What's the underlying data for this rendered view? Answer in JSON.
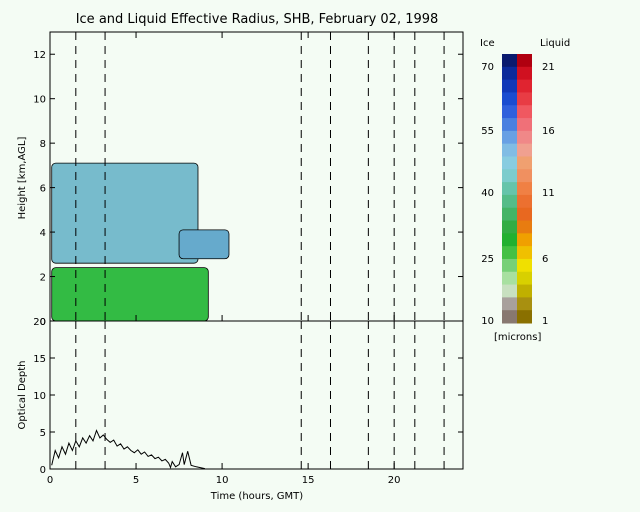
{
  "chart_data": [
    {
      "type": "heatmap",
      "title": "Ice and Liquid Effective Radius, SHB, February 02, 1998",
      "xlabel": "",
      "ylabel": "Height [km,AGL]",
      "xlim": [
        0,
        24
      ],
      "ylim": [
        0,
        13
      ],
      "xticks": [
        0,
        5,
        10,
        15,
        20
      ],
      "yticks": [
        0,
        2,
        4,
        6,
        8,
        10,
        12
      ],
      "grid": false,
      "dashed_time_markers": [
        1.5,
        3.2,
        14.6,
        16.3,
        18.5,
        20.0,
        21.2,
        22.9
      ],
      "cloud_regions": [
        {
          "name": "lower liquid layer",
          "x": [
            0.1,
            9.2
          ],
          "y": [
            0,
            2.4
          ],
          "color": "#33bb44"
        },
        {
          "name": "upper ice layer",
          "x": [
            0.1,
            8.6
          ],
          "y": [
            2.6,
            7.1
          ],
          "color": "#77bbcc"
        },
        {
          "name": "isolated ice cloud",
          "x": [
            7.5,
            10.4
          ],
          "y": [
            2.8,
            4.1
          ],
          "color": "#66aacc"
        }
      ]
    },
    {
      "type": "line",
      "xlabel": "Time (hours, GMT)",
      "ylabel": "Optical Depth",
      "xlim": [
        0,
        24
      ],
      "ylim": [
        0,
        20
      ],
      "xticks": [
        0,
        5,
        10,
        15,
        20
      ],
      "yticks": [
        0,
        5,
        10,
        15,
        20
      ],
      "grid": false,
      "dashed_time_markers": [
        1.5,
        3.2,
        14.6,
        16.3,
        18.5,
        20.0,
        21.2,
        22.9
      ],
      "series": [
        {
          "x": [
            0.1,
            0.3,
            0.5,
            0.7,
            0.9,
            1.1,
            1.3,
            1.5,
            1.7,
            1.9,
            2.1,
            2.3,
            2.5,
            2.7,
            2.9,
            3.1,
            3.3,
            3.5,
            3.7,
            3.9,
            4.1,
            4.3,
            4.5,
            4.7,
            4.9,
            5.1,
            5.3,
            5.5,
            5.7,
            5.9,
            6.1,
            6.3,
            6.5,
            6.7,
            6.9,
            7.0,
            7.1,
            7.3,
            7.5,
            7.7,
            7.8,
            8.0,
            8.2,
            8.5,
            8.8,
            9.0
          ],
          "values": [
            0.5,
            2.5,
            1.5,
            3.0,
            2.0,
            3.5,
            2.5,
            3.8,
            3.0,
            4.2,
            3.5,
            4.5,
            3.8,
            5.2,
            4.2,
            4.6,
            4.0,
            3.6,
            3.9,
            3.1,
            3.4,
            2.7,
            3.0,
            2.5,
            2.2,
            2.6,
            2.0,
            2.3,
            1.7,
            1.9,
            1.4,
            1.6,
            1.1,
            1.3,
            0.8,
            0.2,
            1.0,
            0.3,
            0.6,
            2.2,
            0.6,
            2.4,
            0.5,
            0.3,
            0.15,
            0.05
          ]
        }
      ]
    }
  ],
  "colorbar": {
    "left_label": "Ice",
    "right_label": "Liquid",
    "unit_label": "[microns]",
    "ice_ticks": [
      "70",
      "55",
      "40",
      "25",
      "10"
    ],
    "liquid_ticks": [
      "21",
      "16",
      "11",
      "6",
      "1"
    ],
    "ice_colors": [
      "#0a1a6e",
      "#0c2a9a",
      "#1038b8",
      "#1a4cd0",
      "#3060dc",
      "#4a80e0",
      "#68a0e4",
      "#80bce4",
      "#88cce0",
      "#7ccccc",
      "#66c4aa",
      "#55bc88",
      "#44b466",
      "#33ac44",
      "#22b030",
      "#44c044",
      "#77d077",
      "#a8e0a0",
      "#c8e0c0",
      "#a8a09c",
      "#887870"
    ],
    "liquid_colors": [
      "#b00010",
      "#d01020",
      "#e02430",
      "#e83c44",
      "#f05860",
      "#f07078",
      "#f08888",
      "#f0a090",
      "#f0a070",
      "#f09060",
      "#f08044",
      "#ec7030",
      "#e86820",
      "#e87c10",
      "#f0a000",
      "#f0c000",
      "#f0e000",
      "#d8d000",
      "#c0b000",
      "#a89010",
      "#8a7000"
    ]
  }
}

****************

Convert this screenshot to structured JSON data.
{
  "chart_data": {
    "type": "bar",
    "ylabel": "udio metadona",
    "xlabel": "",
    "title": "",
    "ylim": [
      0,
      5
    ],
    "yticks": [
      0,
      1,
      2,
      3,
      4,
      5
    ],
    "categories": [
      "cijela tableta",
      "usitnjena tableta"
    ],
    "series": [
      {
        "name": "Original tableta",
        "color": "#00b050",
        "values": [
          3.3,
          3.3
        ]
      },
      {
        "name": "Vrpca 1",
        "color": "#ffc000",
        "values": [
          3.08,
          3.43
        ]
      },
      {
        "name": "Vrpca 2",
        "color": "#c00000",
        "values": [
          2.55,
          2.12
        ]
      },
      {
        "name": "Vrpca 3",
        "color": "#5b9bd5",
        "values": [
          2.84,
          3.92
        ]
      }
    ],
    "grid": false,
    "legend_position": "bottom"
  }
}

****************

In the material above, tally every line with the string "this" in it, then give that number alone.

** Complete response **
2